[WHAT IS NEEDED] Return each line containing "Voltage".

Start of THE DATA

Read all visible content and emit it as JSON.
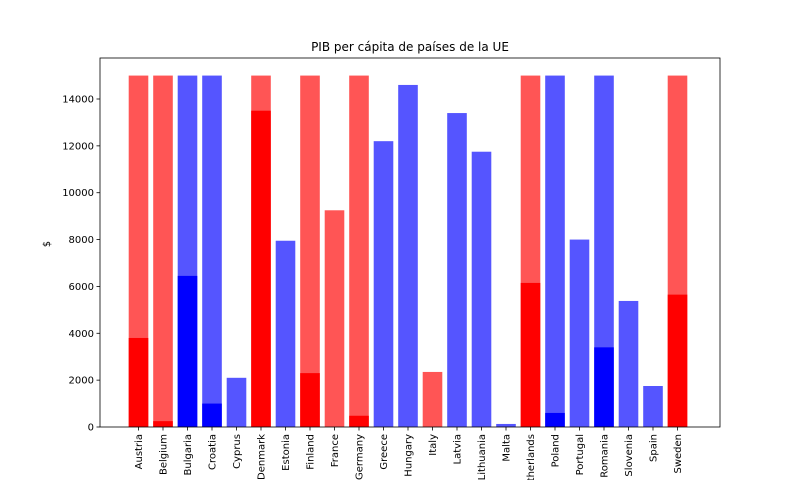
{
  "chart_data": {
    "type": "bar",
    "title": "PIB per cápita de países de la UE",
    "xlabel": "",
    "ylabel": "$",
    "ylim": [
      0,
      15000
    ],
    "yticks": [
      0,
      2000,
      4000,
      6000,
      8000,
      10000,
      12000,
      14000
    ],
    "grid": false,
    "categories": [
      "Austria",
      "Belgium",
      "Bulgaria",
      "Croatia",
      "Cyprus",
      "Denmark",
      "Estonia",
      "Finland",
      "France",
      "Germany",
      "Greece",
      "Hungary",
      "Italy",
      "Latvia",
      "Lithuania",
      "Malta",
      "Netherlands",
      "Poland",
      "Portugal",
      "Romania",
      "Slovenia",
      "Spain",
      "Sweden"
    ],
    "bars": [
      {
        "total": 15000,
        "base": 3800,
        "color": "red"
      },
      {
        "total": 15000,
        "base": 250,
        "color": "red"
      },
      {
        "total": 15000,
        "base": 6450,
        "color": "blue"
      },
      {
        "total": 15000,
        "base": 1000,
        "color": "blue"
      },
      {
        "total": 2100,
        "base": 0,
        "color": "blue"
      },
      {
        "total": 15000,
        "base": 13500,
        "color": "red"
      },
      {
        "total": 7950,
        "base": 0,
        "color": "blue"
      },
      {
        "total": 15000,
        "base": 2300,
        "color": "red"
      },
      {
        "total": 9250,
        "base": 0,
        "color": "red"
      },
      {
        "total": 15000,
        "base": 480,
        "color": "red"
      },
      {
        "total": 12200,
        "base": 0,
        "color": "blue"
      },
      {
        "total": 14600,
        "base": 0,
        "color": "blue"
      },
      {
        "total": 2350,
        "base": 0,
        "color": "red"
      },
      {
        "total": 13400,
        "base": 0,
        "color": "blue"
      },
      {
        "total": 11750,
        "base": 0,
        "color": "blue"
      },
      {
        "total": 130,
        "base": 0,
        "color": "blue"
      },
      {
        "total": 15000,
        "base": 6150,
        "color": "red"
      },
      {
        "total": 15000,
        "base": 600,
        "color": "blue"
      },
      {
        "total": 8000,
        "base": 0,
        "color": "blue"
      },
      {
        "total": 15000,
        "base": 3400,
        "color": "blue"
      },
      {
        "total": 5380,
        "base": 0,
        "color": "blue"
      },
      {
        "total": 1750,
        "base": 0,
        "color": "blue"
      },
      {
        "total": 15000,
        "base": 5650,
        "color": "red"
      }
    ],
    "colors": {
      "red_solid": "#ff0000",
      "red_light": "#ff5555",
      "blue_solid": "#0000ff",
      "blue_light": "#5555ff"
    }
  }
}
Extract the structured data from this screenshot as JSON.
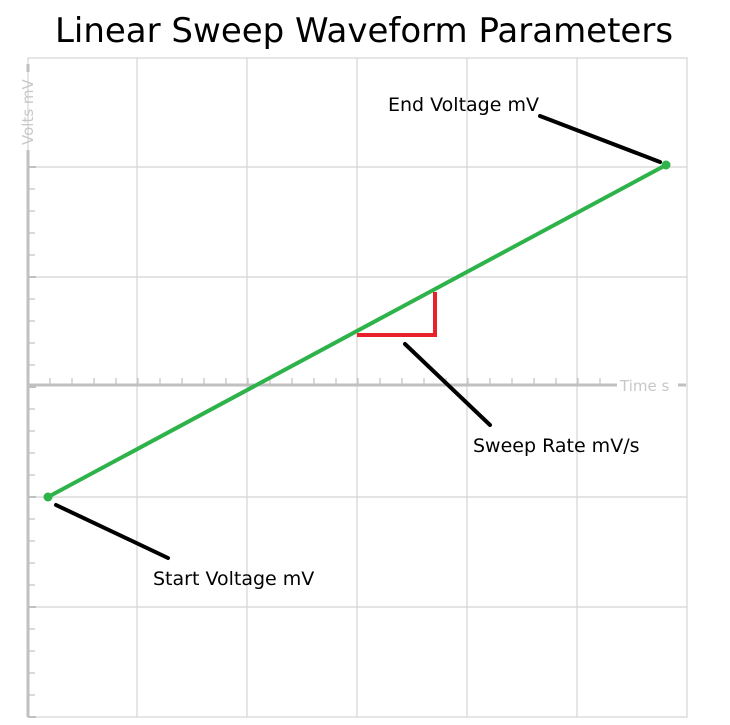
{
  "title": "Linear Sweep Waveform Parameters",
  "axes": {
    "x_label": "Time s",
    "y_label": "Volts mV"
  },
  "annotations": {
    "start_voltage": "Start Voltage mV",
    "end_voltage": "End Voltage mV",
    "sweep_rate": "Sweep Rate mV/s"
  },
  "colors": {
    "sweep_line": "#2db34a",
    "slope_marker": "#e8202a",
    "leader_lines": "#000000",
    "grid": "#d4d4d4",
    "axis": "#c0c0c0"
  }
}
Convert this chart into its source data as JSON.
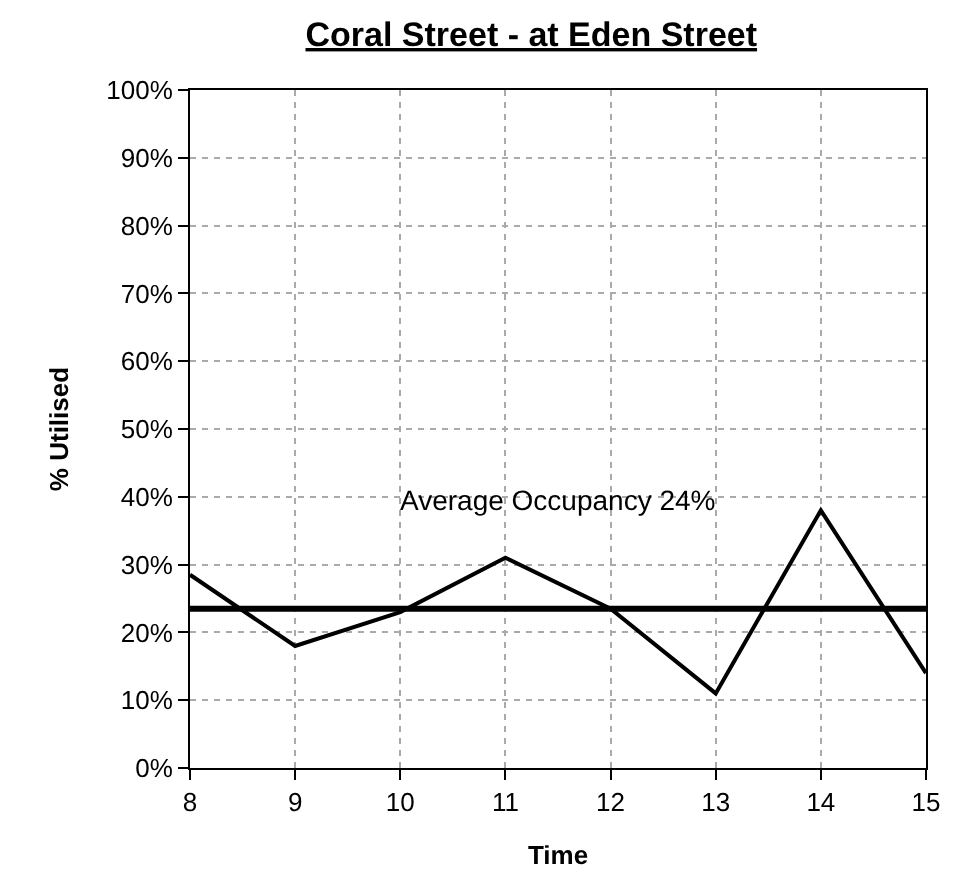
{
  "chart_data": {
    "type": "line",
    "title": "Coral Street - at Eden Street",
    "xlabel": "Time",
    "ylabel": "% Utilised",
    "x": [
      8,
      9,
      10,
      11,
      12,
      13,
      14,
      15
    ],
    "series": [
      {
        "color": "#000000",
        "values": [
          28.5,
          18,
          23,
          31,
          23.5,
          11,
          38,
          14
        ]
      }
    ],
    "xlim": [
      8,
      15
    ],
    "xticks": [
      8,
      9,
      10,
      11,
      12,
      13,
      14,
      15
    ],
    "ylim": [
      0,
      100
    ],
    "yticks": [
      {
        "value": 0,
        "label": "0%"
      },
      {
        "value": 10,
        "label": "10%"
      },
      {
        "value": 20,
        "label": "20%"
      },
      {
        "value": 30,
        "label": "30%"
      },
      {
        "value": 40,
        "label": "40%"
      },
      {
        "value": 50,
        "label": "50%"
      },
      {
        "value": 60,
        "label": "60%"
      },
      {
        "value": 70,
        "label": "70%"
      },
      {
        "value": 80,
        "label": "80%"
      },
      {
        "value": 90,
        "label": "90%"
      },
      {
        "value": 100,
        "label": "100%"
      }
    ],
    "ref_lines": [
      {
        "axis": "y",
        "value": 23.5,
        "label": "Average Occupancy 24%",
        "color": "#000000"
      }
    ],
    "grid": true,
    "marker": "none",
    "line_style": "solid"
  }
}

End of THE DATA

[COMPLETE ANSWER]
    "start_voltage": "Start Voltage mV",
    "end_voltage": "End Voltage mV",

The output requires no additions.